Problem requirements
Search the material below for the word "bahwa" and copy every line in which it occurs.

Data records
..............................

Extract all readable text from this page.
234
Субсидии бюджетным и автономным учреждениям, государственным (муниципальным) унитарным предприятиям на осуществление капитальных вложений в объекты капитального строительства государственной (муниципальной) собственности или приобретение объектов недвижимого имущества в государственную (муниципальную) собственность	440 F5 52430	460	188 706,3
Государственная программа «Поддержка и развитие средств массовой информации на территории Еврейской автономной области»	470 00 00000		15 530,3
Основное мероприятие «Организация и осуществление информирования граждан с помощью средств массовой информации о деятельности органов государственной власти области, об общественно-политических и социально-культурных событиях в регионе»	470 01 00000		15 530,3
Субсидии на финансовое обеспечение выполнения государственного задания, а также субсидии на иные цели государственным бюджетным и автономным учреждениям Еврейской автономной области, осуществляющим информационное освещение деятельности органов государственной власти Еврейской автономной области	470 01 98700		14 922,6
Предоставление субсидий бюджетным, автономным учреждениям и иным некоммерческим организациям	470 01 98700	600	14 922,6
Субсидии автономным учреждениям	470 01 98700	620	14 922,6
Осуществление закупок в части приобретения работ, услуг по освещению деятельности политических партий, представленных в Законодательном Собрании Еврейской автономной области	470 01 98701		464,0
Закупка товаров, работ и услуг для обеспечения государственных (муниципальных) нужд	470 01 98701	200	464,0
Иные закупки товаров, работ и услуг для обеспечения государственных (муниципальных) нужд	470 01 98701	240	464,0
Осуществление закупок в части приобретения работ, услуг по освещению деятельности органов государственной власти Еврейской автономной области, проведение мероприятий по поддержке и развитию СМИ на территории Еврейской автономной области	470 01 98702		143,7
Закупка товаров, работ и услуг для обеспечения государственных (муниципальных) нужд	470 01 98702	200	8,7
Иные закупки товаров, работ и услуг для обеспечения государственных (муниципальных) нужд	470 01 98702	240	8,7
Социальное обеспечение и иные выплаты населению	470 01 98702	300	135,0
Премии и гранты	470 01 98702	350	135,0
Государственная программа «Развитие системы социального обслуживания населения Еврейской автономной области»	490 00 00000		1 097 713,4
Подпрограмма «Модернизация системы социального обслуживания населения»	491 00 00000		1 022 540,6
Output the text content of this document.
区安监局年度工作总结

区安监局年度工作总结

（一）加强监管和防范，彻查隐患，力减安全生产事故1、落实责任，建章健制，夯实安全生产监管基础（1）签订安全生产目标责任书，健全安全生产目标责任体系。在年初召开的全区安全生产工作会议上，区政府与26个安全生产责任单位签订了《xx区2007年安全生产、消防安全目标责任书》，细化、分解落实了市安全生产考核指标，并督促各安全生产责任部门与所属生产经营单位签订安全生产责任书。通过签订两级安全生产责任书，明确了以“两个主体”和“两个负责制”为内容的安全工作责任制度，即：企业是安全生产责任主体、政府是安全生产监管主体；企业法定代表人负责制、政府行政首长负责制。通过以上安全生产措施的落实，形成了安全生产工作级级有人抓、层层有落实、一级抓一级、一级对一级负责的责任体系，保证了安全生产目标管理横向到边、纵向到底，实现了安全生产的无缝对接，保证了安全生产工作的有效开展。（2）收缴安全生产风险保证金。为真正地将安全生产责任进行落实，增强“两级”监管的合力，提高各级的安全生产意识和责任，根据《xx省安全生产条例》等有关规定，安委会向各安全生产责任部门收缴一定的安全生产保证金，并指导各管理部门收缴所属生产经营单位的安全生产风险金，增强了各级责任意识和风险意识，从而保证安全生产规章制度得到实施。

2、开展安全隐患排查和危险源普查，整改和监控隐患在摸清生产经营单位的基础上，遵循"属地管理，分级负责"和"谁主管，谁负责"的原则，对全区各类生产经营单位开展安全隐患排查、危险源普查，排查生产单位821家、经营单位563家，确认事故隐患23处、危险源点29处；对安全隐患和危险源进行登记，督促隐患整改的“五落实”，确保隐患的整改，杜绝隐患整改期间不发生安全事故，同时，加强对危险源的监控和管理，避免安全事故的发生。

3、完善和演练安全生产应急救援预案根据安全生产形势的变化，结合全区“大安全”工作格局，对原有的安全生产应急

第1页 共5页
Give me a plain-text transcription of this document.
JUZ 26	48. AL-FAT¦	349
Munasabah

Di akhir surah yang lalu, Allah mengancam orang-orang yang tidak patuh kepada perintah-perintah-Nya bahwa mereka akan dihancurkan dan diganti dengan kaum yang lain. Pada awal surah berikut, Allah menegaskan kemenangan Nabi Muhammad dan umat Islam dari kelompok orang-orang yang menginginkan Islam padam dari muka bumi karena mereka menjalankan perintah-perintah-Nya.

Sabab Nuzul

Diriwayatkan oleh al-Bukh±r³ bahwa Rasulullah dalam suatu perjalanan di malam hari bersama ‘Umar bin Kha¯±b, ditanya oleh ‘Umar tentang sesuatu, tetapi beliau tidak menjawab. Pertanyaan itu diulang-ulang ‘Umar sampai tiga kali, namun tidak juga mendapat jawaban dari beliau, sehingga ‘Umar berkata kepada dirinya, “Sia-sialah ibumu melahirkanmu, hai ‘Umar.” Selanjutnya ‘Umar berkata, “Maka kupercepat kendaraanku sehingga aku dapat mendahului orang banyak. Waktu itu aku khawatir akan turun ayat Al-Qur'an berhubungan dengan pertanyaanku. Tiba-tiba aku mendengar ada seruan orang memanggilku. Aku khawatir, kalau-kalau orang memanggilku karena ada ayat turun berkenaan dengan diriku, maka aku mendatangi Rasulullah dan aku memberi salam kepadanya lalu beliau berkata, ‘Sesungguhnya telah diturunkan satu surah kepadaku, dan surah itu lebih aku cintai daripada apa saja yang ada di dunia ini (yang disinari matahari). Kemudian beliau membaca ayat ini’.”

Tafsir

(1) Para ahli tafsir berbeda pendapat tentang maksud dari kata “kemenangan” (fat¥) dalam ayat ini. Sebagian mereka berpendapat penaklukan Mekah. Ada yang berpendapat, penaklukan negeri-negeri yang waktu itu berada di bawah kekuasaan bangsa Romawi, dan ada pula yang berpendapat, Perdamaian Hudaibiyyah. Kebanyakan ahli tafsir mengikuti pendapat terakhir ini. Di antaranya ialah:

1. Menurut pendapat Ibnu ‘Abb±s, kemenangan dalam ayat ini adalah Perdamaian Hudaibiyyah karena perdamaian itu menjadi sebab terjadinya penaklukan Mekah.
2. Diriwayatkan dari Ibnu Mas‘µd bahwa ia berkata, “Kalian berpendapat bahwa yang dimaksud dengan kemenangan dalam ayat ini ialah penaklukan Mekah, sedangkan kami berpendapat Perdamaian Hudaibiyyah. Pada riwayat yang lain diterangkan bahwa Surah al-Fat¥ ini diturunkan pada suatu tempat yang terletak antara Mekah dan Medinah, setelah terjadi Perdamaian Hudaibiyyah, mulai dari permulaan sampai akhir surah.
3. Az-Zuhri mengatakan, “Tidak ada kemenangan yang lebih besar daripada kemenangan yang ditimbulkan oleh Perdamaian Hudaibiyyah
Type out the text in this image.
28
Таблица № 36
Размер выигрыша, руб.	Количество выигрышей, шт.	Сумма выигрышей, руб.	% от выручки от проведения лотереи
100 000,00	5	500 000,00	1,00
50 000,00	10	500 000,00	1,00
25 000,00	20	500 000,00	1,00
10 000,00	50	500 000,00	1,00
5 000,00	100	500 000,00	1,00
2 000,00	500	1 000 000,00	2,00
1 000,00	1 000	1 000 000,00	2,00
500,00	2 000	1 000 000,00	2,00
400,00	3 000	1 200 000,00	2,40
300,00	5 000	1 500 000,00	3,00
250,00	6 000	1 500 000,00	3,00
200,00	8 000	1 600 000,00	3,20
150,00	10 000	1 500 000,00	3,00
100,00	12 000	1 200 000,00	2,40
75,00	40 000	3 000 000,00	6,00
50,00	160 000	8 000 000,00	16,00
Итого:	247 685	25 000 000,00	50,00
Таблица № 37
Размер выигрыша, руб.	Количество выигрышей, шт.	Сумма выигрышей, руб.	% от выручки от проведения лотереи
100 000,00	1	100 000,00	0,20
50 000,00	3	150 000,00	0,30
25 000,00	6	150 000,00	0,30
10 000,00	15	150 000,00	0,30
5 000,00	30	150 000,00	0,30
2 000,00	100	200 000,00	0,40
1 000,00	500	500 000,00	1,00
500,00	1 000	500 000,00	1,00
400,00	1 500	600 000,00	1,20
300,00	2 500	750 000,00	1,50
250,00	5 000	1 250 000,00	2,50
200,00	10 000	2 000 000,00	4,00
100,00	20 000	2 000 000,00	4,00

..............................

Completed exercise
Di akhir surah yang lalu, Allah mengancam orang-orang yang tidak patuh kepada perintah-perintah-Nya bahwa mereka akan dihancurkan dan diganti dengan kaum yang lain. Pada awal surah berikut, Allah menegaskan kemenangan Nabi Muhammad dan umat Islam dari kelompok orang-orang yang menginginkan Islam padam dari muka bumi karena mereka menjalankan perintah-perintah-Nya.
Diriwayatkan oleh al-Bukh±r³ bahwa Rasulullah dalam suatu perjalanan di malam hari bersama ‘Umar bin Kha¯±b, ditanya oleh ‘Umar tentang sesuatu, tetapi beliau tidak menjawab. Pertanyaan itu diulang-ulang ‘Umar sampai tiga kali, namun tidak juga mendapat jawaban dari beliau, sehingga ‘Umar berkata kepada dirinya, “Sia-sialah ibumu melahirkanmu, hai ‘Umar.” Selanjutnya ‘Umar berkata, “Maka kupercepat kendaraanku sehingga aku dapat mendahului orang banyak. Waktu itu aku khawatir akan turun ayat Al-Qur'an berhubungan dengan pertanyaanku. Tiba-tiba aku mendengar ada seruan orang memanggilku. Aku khawatir, kalau-kalau orang memanggilku karena ada ayat turun berkenaan dengan diriku, maka aku mendatangi Rasulullah dan aku memberi salam kepadanya lalu beliau berkata, ‘Sesungguhnya telah diturunkan satu surah kepadaku, dan surah itu lebih aku cintai daripada apa saja yang ada di dunia ini (yang disinari matahari). Kemudian beliau membaca ayat ini’.”
2. Diriwayatkan dari Ibnu Mas‘µd bahwa ia berkata, “Kalian berpendapat bahwa yang dimaksud dengan kemenangan dalam ayat ini ialah penaklukan Mekah, sedangkan kami berpendapat Perdamaian Hudaibiyyah. Pada riwayat yang lain diterangkan bahwa Surah al-Fat¥ ini diturunkan pada suatu tempat yang terletak antara Mekah dan Medinah, setelah terjadi Perdamaian Hudaibiyyah, mulai dari permulaan sampai akhir surah.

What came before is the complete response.